Recorded data:
★ ★ ★ ★
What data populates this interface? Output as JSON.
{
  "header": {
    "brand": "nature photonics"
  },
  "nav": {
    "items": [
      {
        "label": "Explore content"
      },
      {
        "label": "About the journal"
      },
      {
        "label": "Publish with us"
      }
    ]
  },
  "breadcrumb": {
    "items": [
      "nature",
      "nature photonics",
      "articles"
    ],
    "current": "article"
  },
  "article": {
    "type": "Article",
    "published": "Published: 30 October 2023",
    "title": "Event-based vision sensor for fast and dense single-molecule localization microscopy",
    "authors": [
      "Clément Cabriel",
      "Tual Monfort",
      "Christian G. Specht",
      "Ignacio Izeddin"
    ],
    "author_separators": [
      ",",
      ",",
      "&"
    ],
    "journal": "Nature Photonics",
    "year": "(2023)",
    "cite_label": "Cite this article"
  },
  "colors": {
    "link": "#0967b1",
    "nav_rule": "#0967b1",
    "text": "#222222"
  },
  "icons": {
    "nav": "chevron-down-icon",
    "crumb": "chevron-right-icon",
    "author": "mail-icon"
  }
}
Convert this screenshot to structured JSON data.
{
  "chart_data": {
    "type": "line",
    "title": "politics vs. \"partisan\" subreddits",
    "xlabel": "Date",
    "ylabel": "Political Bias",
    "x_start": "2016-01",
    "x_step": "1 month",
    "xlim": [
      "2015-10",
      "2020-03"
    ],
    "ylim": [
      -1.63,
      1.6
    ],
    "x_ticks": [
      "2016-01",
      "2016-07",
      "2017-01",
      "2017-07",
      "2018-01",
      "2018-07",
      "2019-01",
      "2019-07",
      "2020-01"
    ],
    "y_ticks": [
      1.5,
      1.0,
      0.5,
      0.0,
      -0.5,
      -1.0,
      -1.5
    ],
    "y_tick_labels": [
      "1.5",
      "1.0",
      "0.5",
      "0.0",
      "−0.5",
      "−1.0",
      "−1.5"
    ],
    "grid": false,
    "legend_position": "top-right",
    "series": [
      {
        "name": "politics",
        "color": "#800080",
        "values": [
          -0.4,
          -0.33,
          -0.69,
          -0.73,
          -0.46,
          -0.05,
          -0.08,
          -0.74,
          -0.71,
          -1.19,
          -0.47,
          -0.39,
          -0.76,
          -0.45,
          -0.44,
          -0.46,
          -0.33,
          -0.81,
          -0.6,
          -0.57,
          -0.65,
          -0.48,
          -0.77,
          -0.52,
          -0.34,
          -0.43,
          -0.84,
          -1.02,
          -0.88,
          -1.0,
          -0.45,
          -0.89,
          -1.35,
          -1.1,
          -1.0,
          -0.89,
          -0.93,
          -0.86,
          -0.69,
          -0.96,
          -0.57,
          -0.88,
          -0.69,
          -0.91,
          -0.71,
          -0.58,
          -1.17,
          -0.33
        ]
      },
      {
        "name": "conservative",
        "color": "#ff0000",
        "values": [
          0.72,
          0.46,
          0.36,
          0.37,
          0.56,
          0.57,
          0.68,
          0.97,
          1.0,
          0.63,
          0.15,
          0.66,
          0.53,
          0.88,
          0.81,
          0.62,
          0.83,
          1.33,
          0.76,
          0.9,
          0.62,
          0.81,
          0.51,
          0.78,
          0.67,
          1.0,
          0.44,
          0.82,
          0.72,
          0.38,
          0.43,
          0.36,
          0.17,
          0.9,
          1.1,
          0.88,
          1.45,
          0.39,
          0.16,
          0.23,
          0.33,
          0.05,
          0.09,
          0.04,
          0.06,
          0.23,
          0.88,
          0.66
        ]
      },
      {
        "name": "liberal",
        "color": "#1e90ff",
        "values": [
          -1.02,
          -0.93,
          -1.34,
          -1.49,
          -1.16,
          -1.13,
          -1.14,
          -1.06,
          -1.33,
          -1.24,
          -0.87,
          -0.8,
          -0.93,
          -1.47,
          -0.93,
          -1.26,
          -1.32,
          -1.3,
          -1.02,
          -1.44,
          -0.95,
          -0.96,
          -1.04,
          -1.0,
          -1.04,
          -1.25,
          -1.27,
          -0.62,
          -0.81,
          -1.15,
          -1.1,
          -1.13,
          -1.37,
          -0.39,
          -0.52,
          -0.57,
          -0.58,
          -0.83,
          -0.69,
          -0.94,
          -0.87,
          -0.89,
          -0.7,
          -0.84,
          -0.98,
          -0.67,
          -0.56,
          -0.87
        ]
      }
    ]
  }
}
★ ★ ★ ★
From the records above, please extract every line and repeat it exactly.

What data populates this interface? Output as JSON.
{
  "header": {
    "brand": "nature photonics"
  },
  "nav": {
    "items": [
      {
        "label": "Explore content"
      },
      {
        "label": "About the journal"
      },
      {
        "label": "Publish with us"
      }
    ]
  },
  "breadcrumb": {
    "items": [
      "nature",
      "nature photonics",
      "articles"
    ],
    "current": "article"
  },
  "article": {
    "type": "Article",
    "published": "Published: 30 October 2023",
    "title": "Event-based vision sensor for fast and dense single-molecule localization microscopy",
    "authors": [
      "Clément Cabriel",
      "Tual Monfort",
      "Christian G. Specht",
      "Ignacio Izeddin"
    ],
    "author_separators": [
      ",",
      ",",
      "&"
    ],
    "journal": "Nature Photonics",
    "year": "(2023)",
    "cite_label": "Cite this article"
  },
  "colors": {
    "link": "#0967b1",
    "nav_rule": "#0967b1",
    "text": "#222222"
  },
  "icons": {
    "nav": "chevron-down-icon",
    "crumb": "chevron-right-icon",
    "author": "mail-icon"
  }
}
Convert this screenshot to structured JSON data.
{
  "chart_data": {
    "type": "line",
    "title": "politics vs. \"partisan\" subreddits",
    "xlabel": "Date",
    "ylabel": "Political Bias",
    "x_start": "2016-01",
    "x_step": "1 month",
    "xlim": [
      "2015-10",
      "2020-03"
    ],
    "ylim": [
      -1.63,
      1.6
    ],
    "x_ticks": [
      "2016-01",
      "2016-07",
      "2017-01",
      "2017-07",
      "2018-01",
      "2018-07",
      "2019-01",
      "2019-07",
      "2020-01"
    ],
    "y_ticks": [
      1.5,
      1.0,
      0.5,
      0.0,
      -0.5,
      -1.0,
      -1.5
    ],
    "y_tick_labels": [
      "1.5",
      "1.0",
      "0.5",
      "0.0",
      "−0.5",
      "−1.0",
      "−1.5"
    ],
    "grid": false,
    "legend_position": "top-right",
    "series": [
      {
        "name": "politics",
        "color": "#800080",
        "values": [
          -0.4,
          -0.33,
          -0.69,
          -0.73,
          -0.46,
          -0.05,
          -0.08,
          -0.74,
          -0.71,
          -1.19,
          -0.47,
          -0.39,
          -0.76,
          -0.45,
          -0.44,
          -0.46,
          -0.33,
          -0.81,
          -0.6,
          -0.57,
          -0.65,
          -0.48,
          -0.77,
          -0.52,
          -0.34,
          -0.43,
          -0.84,
          -1.02,
          -0.88,
          -1.0,
          -0.45,
          -0.89,
          -1.35,
          -1.1,
          -1.0,
          -0.89,
          -0.93,
          -0.86,
          -0.69,
          -0.96,
          -0.57,
          -0.88,
          -0.69,
          -0.91,
          -0.71,
          -0.58,
          -1.17,
          -0.33
        ]
      },
      {
        "name": "conservative",
        "color": "#ff0000",
        "values": [
          0.72,
          0.46,
          0.36,
          0.37,
          0.56,
          0.57,
          0.68,
          0.97,
          1.0,
          0.63,
          0.15,
          0.66,
          0.53,
          0.88,
          0.81,
          0.62,
          0.83,
          1.33,
          0.76,
          0.9,
          0.62,
          0.81,
          0.51,
          0.78,
          0.67,
          1.0,
          0.44,
          0.82,
          0.72,
          0.38,
          0.43,
          0.36,
          0.17,
          0.9,
          1.1,
          0.88,
          1.45,
          0.39,
          0.16,
          0.23,
          0.33,
          0.05,
          0.09,
          0.04,
          0.06,
          0.23,
          0.88,
          0.66
        ]
      },
      {
        "name": "liberal",
        "color": "#1e90ff",
        "values": [
          -1.02,
          -0.93,
          -1.34,
          -1.49,
          -1.16,
          -1.13,
          -1.14,
          -1.06,
          -1.33,
          -1.24,
          -0.87,
          -0.8,
          -0.93,
          -1.47,
          -0.93,
          -1.26,
          -1.32,
          -1.3,
          -1.02,
          -1.44,
          -0.95,
          -0.96,
          -1.04,
          -1.0,
          -1.04,
          -1.25,
          -1.27,
          -0.62,
          -0.81,
          -1.15,
          -1.1,
          -1.13,
          -1.37,
          -0.39,
          -0.52,
          -0.57,
          -0.58,
          -0.83,
          -0.69,
          -0.94,
          -0.87,
          -0.89,
          -0.7,
          -0.84,
          -0.98,
          -0.67,
          -0.56,
          -0.87
        ]
      }
    ]
  }
}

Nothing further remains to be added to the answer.